===== Ausgewählter Auszug
2.4.2 Beschäftigungsverbot nach § 29 Abs. 3 Satz 2 Nr. 2

 

Rz. 19

Nr. 2 regelt, dass die Aufsichtsbehörde es einem Arbeitgeber verbieten kann, eine schwangere oder stillende Frau nach 20 Uhr oder an Sonn- und Feiertagen zu beschäftigen.

2.4.3 Bestimmungen zum Stillen nach § 29 Abs. 3 Satz 2 Nr. 3

 

Rz. 20

Nr. 3 regelt, dass die Aufsichtsbehörde nähere Bestimmungen zur Freistellung zum Stillen nach § 7 Abs. 2 MuSchG und über die Einrichtung von Stillräumen treffen kann. Anwendungsbereich ist vor allem das industrielle Umfeld, in dem u. U. wenige räumliche Möglichkeiten für ein ungestörtes Stillen gegeben sind.

2.4.4 Bestimmungen zur Arbeitsmenge nach § 29 Abs. 3 Satz 2 Nr. 4

 

Rz. 21

Nr. 4 regelt, dass die Aufsichtsbehörde nähere Bestimmungen über die Arbeitsmenge für in Heimarbeit beschäftigte Frauen und ihnen Gleichgestellte nach § 8 MuSchG treffen kann.
==========
===== Bereitgestellte Daten
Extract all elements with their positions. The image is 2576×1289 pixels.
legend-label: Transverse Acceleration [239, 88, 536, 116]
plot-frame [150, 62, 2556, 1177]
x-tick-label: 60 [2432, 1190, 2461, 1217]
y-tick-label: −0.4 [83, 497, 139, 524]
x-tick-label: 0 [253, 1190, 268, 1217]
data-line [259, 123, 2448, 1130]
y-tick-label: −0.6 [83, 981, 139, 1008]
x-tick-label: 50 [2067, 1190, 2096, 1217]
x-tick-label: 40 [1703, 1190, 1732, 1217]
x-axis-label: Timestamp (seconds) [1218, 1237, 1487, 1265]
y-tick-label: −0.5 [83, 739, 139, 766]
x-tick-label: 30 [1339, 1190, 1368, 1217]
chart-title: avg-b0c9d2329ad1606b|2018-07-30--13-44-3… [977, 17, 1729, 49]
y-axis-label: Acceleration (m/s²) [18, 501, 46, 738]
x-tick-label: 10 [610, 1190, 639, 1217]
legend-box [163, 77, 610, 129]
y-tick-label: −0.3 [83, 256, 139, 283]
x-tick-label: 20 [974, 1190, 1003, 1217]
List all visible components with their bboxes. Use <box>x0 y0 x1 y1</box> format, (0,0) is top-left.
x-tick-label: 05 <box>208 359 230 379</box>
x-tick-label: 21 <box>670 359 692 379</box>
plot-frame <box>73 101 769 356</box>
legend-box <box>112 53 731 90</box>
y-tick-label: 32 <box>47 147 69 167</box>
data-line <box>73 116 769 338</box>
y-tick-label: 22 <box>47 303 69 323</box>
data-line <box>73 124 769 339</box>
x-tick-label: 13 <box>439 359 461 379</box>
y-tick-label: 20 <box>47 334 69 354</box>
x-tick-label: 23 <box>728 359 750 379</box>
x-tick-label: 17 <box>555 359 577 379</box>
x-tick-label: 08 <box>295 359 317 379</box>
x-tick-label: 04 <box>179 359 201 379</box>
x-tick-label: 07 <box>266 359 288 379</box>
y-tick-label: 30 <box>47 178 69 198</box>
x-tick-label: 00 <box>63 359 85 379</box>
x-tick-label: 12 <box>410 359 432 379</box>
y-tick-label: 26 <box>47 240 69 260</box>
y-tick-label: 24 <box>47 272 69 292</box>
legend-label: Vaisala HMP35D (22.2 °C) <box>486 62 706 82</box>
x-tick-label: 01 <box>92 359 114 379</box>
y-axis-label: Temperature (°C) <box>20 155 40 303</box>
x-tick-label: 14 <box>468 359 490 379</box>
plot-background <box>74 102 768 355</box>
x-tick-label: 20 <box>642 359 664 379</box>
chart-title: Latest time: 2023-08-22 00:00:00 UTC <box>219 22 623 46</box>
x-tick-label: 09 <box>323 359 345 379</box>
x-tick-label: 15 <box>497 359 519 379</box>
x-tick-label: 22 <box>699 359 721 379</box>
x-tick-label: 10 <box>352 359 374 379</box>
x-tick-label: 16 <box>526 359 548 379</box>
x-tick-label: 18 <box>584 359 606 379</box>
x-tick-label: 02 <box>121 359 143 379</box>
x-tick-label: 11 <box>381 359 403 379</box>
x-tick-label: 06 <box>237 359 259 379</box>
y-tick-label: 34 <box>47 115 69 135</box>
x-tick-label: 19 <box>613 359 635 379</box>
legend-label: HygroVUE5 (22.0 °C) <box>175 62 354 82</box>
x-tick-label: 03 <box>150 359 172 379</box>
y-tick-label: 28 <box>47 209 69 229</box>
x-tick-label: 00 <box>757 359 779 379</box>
==========
(Aufgabenziel):
Gib aus dem Auszug zu den Befugnissen der Aufsichtsbehörde im Mutterschutz den Abschnitt von „Nr. 2 regelt, dass“ bis einschließlich „Feiertagen zu beschäftigen.“ wortgetreu aus.

(Die Ausgabe):
Nr. 2 regelt, dass die Aufsichtsbehörde es einem Arbeitgeber verbieten kann, eine schwangere oder stillende Frau nach 20 Uhr oder an Sonn- und Feiertagen zu beschäftigen.